PASSAGE SHOWN:
⁂
Mitcham railway station is located on the Lilydale and Belgrave lines in Victoria, Australia. It serves the eastern Melbourne suburb of Mitcham, and it opened on 25 December 1882.

History

Mitcham station opened on 25 December 1882, just over three weeks after the line from Camberwell was extended to Lilydale. Like the suburb itself, the station was named after a farm property, "Mitcham Grove", owned by Wiliam Slater, a local who grew roses and herbs. Another theory is that Mitcham was named after a property, "Mitcham Heights", itself named after Mitcham, Surrey, England.

In 1953, flashing light signals were provided at the former Mitcham Road level crossing, which was located at the Down end of the station.

Until the 1970s, a shunting yard and goods shed existed where the southern car park exists today. Tracks remained embedded in the car park surface of that time, enabling parking for the great majority of the time when trains did not use the yard. In 1979, the station was one of three used as trial sites for new bike lockers under the Melbourne Bicycle Strategy, either for occasional, monthly or quarterly hire. Also in that year, boom barriers were provided at the former level crossing. By 1985, goods services to and from the station ceased.

In 1989, the former ground level station buildings were provided, when the former signal box was relocated into the new building. On 4 April 1996, Mitcham was upgraded to a Premium Station.
⁂
STORED RECORDS:

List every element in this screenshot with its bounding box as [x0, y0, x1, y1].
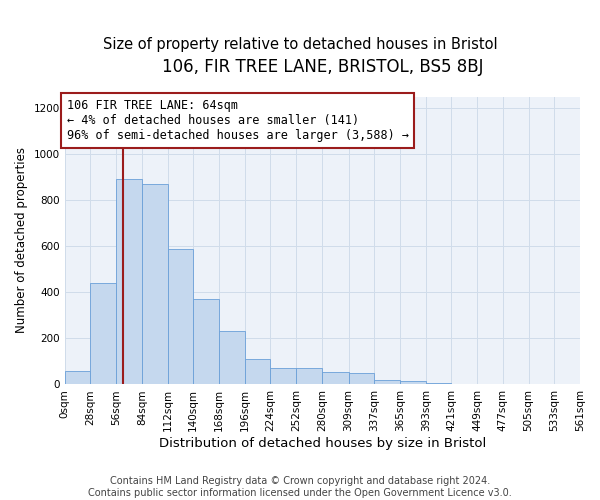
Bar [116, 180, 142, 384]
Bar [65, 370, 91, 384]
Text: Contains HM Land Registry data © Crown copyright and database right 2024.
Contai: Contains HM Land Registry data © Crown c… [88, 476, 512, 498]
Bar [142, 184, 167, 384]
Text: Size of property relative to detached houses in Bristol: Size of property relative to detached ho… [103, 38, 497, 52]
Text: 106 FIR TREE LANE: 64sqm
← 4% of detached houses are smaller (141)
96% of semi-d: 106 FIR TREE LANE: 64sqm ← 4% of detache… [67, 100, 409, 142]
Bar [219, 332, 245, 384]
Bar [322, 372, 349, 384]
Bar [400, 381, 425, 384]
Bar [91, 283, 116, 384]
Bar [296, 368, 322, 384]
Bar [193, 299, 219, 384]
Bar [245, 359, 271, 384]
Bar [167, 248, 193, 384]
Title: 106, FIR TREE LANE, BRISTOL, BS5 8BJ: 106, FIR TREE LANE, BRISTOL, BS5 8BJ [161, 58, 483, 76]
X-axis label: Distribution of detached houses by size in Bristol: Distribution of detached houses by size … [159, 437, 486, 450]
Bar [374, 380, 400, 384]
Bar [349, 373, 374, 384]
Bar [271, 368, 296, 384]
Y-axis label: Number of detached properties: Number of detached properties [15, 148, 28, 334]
⁂
WRITTEN TASK: Continue the Mitcham railway station article from its last sentence.

EXERCISE OUTPUT:
On 2 January 2014, the original ground level station closed, as part of the grade separation project to replace the Mitcham Road and Rooks Road level crossings. It was replaced by a new below-ground station that opened on 25 January of that year.

Until their removal due to the level crossing removals, a crossover and siding were located at the Up end of the station.

Mitcham was due to receive an upgraded commuter car park, following a 2019 commitment by the federal government. However, this was scrapped in 2021.

Facilities, platforms and services

Mitcham has two side platforms with a concourse above on ground level. The concourse features a customer service window, an enclosed waiting room, toilets and a café. Access to the platforms is provided by stairs, lifts and ramps.

The station is serviced by Metro Trains' Lilydale and Belgrave line services.

Platform 1:
  all stations and limited express services to Flinders Street
  all stations and limited express services to Flinders Street

Platform 2:
  all stations services to Lilydale
  all stations services to Belgrave

Transport links

Kinetic Melbourne operates four routes via Mitcham station, under contract to Public Transport Victoria:
 : to Box Hill station
 : to Ringwood station
  : Frankston station – Melbourne Airport
  : to Lonsdale Street (Melbourne CBD)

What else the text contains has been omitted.